What lines of the data include the string "Cambridge"? Copy them all.

───── Entries shown

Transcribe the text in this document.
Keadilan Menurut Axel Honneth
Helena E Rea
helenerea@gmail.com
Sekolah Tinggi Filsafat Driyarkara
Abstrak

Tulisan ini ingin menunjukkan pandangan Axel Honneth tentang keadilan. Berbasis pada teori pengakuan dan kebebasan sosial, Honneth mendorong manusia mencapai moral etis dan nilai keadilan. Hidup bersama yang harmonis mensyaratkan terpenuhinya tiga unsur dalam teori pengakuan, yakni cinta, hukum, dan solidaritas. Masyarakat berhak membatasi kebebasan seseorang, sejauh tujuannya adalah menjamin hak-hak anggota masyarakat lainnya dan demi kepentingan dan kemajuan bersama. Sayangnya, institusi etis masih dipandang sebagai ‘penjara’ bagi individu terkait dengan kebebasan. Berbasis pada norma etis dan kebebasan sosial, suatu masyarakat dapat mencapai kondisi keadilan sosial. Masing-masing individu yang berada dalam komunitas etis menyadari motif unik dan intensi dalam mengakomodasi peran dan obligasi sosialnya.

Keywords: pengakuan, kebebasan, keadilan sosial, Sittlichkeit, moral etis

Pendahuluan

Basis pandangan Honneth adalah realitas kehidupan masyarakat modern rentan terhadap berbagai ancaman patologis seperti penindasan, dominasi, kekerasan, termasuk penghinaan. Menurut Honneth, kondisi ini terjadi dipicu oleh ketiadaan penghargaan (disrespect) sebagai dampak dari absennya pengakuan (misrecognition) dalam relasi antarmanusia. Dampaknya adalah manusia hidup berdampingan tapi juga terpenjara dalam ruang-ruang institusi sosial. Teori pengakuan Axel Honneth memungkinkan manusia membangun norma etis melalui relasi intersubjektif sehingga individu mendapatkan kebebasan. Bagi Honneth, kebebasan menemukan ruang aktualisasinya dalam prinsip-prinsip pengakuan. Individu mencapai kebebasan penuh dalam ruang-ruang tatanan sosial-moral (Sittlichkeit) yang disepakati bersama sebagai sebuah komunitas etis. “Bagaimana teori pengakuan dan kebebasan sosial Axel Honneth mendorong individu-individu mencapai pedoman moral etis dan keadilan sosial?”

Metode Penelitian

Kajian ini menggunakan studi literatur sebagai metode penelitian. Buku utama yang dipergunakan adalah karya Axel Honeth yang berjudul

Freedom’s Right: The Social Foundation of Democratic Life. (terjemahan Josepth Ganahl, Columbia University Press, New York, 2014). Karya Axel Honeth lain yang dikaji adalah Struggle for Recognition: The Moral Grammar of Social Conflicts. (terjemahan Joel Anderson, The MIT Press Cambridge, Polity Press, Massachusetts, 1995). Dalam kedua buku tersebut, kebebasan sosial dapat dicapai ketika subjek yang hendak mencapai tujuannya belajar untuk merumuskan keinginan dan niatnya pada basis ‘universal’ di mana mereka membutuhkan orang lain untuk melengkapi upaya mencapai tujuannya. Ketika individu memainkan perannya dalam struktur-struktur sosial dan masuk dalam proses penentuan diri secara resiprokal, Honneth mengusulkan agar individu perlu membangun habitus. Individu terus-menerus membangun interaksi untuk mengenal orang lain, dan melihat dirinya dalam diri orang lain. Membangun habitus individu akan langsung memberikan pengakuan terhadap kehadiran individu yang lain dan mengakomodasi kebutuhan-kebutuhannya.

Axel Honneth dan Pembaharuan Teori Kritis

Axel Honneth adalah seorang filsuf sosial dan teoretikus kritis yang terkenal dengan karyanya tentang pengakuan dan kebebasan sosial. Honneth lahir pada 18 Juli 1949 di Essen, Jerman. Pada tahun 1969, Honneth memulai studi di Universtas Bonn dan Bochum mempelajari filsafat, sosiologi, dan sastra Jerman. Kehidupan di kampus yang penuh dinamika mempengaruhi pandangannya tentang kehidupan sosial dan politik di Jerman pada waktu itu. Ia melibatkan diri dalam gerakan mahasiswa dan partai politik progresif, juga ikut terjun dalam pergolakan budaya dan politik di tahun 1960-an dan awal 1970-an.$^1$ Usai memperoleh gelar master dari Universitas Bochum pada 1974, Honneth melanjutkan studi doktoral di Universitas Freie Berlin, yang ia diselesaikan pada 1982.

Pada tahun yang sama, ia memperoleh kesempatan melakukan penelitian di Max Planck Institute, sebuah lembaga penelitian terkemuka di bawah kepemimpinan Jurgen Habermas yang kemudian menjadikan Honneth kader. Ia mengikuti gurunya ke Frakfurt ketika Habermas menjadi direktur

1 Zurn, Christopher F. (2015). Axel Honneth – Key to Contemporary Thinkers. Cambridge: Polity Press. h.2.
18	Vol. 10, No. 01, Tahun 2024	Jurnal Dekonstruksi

──────────

[Response to the exercise]
Freedom’s Right: The Social Foundation of Democratic Life. (terjemahan Josepth Ganahl, Columbia University Press, New York, 2014). Karya Axel Honeth lain yang dikaji adalah Struggle for Recognition: The Moral Grammar of Social Conflicts. (terjemahan Joel Anderson, The MIT Press Cambridge, Polity Press, Massachusetts, 1995). Dalam kedua buku tersebut, kebebasan sosial dapat dicapai ketika subjek yang hendak mencapai tujuannya belajar untuk merumuskan keinginan dan niatnya pada basis ‘universal’ di mana mereka membutuhkan orang lain untuk melengkapi upaya mencapai tujuannya. Ketika individu memainkan perannya dalam struktur-struktur sosial dan masuk dalam proses penentuan diri secara resiprokal, Honneth mengusulkan agar individu perlu membangun habitus. Individu terus-menerus membangun interaksi untuk mengenal orang lain, dan melihat dirinya dalam diri orang lain. Membangun habitus individu akan langsung memberikan pengakuan terhadap kehadiran individu yang lain dan mengakomodasi kebutuhan-kebutuhannya.
1 Zurn, Christopher F. (2015). Axel Honneth – Key to Contemporary Thinkers. Cambridge: Polity Press. h.2.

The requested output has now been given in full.